═══ PROVIDED INFORMATION
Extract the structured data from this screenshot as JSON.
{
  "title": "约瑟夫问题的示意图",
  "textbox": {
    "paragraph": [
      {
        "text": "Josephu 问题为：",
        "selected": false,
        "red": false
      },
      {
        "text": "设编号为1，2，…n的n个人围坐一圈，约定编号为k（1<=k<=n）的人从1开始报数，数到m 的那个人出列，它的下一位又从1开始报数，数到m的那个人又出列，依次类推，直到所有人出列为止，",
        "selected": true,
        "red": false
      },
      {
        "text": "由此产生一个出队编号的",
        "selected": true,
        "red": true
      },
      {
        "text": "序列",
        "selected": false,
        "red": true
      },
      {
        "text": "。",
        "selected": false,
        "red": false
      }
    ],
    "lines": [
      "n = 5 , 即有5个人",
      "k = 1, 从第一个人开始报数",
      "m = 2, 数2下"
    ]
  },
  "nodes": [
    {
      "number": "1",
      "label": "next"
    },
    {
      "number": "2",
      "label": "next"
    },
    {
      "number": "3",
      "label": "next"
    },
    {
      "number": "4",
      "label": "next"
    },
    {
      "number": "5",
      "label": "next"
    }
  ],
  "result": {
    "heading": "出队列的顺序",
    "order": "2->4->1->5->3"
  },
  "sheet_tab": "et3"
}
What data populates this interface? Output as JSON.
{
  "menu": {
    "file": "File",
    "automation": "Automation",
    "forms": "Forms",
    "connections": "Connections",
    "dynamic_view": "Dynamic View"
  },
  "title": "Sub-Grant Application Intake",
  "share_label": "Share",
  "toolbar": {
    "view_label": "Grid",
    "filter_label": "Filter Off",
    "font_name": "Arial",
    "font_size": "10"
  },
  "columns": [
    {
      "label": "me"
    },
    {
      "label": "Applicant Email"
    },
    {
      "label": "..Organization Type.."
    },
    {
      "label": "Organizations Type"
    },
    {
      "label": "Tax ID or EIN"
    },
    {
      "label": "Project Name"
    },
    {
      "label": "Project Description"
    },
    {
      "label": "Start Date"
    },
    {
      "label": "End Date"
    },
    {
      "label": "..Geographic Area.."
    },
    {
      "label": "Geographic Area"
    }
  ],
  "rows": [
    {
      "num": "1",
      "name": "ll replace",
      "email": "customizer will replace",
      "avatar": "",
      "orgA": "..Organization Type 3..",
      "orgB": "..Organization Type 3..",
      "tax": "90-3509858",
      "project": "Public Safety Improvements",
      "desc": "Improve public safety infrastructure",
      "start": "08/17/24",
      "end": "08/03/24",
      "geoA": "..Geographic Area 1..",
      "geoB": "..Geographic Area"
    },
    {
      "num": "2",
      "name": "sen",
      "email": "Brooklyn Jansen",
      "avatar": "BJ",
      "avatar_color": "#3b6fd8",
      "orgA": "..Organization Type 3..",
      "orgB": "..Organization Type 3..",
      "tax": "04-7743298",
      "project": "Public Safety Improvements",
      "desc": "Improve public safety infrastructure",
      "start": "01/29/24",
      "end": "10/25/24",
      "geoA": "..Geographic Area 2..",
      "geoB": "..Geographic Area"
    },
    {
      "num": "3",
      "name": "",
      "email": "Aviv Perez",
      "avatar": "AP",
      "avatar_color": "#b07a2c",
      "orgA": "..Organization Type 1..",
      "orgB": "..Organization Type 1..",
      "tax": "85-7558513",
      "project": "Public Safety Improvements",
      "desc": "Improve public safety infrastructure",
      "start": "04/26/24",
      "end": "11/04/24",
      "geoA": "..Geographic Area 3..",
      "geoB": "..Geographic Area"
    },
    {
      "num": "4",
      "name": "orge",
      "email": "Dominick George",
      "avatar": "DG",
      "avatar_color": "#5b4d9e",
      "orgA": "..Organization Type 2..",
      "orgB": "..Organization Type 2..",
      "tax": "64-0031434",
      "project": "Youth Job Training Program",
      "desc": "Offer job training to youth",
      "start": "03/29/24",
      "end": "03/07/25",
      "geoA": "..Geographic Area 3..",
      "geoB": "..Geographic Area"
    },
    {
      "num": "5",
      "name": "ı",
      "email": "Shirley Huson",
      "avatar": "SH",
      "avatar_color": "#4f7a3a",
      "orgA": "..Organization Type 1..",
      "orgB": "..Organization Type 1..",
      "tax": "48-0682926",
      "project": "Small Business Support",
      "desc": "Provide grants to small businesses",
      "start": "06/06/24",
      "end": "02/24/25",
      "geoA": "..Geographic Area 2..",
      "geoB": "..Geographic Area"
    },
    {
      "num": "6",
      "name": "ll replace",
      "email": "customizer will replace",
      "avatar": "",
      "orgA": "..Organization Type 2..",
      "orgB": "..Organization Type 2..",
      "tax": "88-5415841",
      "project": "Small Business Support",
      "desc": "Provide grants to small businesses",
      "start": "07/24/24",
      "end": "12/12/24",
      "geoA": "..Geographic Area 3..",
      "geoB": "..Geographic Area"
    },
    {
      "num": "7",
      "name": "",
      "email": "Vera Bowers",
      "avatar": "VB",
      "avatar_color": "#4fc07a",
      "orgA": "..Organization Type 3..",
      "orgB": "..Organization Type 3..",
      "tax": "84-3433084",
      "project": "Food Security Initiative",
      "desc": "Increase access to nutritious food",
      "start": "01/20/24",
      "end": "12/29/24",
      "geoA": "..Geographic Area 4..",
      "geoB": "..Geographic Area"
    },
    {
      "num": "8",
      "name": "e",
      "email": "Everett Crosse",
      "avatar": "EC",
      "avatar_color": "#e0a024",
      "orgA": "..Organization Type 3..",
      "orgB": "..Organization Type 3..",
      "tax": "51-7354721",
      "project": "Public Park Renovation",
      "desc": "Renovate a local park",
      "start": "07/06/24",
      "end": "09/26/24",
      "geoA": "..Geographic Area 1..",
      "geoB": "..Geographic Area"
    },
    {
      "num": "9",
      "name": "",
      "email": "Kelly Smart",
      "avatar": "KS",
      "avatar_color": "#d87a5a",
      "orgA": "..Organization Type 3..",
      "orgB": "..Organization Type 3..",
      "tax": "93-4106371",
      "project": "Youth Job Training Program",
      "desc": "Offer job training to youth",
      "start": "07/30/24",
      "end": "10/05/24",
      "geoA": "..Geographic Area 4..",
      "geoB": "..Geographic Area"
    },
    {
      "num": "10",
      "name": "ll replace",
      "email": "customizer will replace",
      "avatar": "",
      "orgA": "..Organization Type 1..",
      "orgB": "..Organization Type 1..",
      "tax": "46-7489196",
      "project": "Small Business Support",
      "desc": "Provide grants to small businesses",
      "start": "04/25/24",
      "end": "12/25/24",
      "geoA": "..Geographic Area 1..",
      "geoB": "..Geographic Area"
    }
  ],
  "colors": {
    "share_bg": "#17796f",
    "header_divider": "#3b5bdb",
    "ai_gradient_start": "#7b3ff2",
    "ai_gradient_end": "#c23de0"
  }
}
══════
Restate the whole listing exactly.

§ FULL OUTPUT
Extract the structured data from this screenshot as JSON.
{
  "title": "约瑟夫问题的示意图",
  "textbox": {
    "paragraph": [
      {
        "text": "Josephu 问题为：",
        "selected": false,
        "red": false
      },
      {
        "text": "设编号为1，2，…n的n个人围坐一圈，约定编号为k（1<=k<=n）的人从1开始报数，数到m 的那个人出列，它的下一位又从1开始报数，数到m的那个人又出列，依次类推，直到所有人出列为止，",
        "selected": true,
        "red": false
      },
      {
        "text": "由此产生一个出队编号的",
        "selected": true,
        "red": true
      },
      {
        "text": "序列",
        "selected": false,
        "red": true
      },
      {
        "text": "。",
        "selected": false,
        "red": false
      }
    ],
    "lines": [
      "n = 5 , 即有5个人",
      "k = 1, 从第一个人开始报数",
      "m = 2, 数2下"
    ]
  },
  "nodes": [
    {
      "number": "1",
      "label": "next"
    },
    {
      "number": "2",
      "label": "next"
    },
    {
      "number": "3",
      "label": "next"
    },
    {
      "number": "4",
      "label": "next"
    },
    {
      "number": "5",
      "label": "next"
    }
  ],
  "result": {
    "heading": "出队列的顺序",
    "order": "2->4->1->5->3"
  },
  "sheet_tab": "et3"
}
What data populates this interface? Output as JSON.
{
  "menu": {
    "file": "File",
    "automation": "Automation",
    "forms": "Forms",
    "connections": "Connections",
    "dynamic_view": "Dynamic View"
  },
  "title": "Sub-Grant Application Intake",
  "share_label": "Share",
  "toolbar": {
    "view_label": "Grid",
    "filter_label": "Filter Off",
    "font_name": "Arial",
    "font_size": "10"
  },
  "columns": [
    {
      "label": "me"
    },
    {
      "label": "Applicant Email"
    },
    {
      "label": "..Organization Type.."
    },
    {
      "label": "Organizations Type"
    },
    {
      "label": "Tax ID or EIN"
    },
    {
      "label": "Project Name"
    },
    {
      "label": "Project Description"
    },
    {
      "label": "Start Date"
    },
    {
      "label": "End Date"
    },
    {
      "label": "..Geographic Area.."
    },
    {
      "label": "Geographic Area"
    }
  ],
  "rows": [
    {
      "num": "1",
      "name": "ll replace",
      "email": "customizer will replace",
      "avatar": "",
      "orgA": "..Organization Type 3..",
      "orgB": "..Organization Type 3..",
      "tax": "90-3509858",
      "project": "Public Safety Improvements",
      "desc": "Improve public safety infrastructure",
      "start": "08/17/24",
      "end": "08/03/24",
      "geoA": "..Geographic Area 1..",
      "geoB": "..Geographic Area"
    },
    {
      "num": "2",
      "name": "sen",
      "email": "Brooklyn Jansen",
      "avatar": "BJ",
      "avatar_color": "#3b6fd8",
      "orgA": "..Organization Type 3..",
      "orgB": "..Organization Type 3..",
      "tax": "04-7743298",
      "project": "Public Safety Improvements",
      "desc": "Improve public safety infrastructure",
      "start": "01/29/24",
      "end": "10/25/24",
      "geoA": "..Geographic Area 2..",
      "geoB": "..Geographic Area"
    },
    {
      "num": "3",
      "name": "",
      "email": "Aviv Perez",
      "avatar": "AP",
      "avatar_color": "#b07a2c",
      "orgA": "..Organization Type 1..",
      "orgB": "..Organization Type 1..",
      "tax": "85-7558513",
      "project": "Public Safety Improvements",
      "desc": "Improve public safety infrastructure",
      "start": "04/26/24",
      "end": "11/04/24",
      "geoA": "..Geographic Area 3..",
      "geoB": "..Geographic Area"
    },
    {
      "num": "4",
      "name": "orge",
      "email": "Dominick George",
      "avatar": "DG",
      "avatar_color": "#5b4d9e",
      "orgA": "..Organization Type 2..",
      "orgB": "..Organization Type 2..",
      "tax": "64-0031434",
      "project": "Youth Job Training Program",
      "desc": "Offer job training to youth",
      "start": "03/29/24",
      "end": "03/07/25",
      "geoA": "..Geographic Area 3..",
      "geoB": "..Geographic Area"
    },
    {
      "num": "5",
      "name": "ı",
      "email": "Shirley Huson",
      "avatar": "SH",
      "avatar_color": "#4f7a3a",
      "orgA": "..Organization Type 1..",
      "orgB": "..Organization Type 1..",
      "tax": "48-0682926",
      "project": "Small Business Support",
      "desc": "Provide grants to small businesses",
      "start": "06/06/24",
      "end": "02/24/25",
      "geoA": "..Geographic Area 2..",
      "geoB": "..Geographic Area"
    },
    {
      "num": "6",
      "name": "ll replace",
      "email": "customizer will replace",
      "avatar": "",
      "orgA": "..Organization Type 2..",
      "orgB": "..Organization Type 2..",
      "tax": "88-5415841",
      "project": "Small Business Support",
      "desc": "Provide grants to small businesses",
      "start": "07/24/24",
      "end": "12/12/24",
      "geoA": "..Geographic Area 3..",
      "geoB": "..Geographic Area"
    },
    {
      "num": "7",
      "name": "",
      "email": "Vera Bowers",
      "avatar": "VB",
      "avatar_color": "#4fc07a",
      "orgA": "..Organization Type 3..",
      "orgB": "..Organization Type 3..",
      "tax": "84-3433084",
      "project": "Food Security Initiative",
      "desc": "Increase access to nutritious food",
      "start": "01/20/24",
      "end": "12/29/24",
      "geoA": "..Geographic Area 4..",
      "geoB": "..Geographic Area"
    },
    {
      "num": "8",
      "name": "e",
      "email": "Everett Crosse",
      "avatar": "EC",
      "avatar_color": "#e0a024",
      "orgA": "..Organization Type 3..",
      "orgB": "..Organization Type 3..",
      "tax": "51-7354721",
      "project": "Public Park Renovation",
      "desc": "Renovate a local park",
      "start": "07/06/24",
      "end": "09/26/24",
      "geoA": "..Geographic Area 1..",
      "geoB": "..Geographic Area"
    },
    {
      "num": "9",
      "name": "",
      "email": "Kelly Smart",
      "avatar": "KS",
      "avatar_color": "#d87a5a",
      "orgA": "..Organization Type 3..",
      "orgB": "..Organization Type 3..",
      "tax": "93-4106371",
      "project": "Youth Job Training Program",
      "desc": "Offer job training to youth",
      "start": "07/30/24",
      "end": "10/05/24",
      "geoA": "..Geographic Area 4..",
      "geoB": "..Geographic Area"
    },
    {
      "num": "10",
      "name": "ll replace",
      "email": "customizer will replace",
      "avatar": "",
      "orgA": "..Organization Type 1..",
      "orgB": "..Organization Type 1..",
      "tax": "46-7489196",
      "project": "Small Business Support",
      "desc": "Provide grants to small businesses",
      "start": "04/25/24",
      "end": "12/25/24",
      "geoA": "..Geographic Area 1..",
      "geoB": "..Geographic Area"
    }
  ],
  "colors": {
    "share_bg": "#17796f",
    "header_divider": "#3b5bdb",
    "ai_gradient_start": "#7b3ff2",
    "ai_gradient_end": "#c23de0"
  }
}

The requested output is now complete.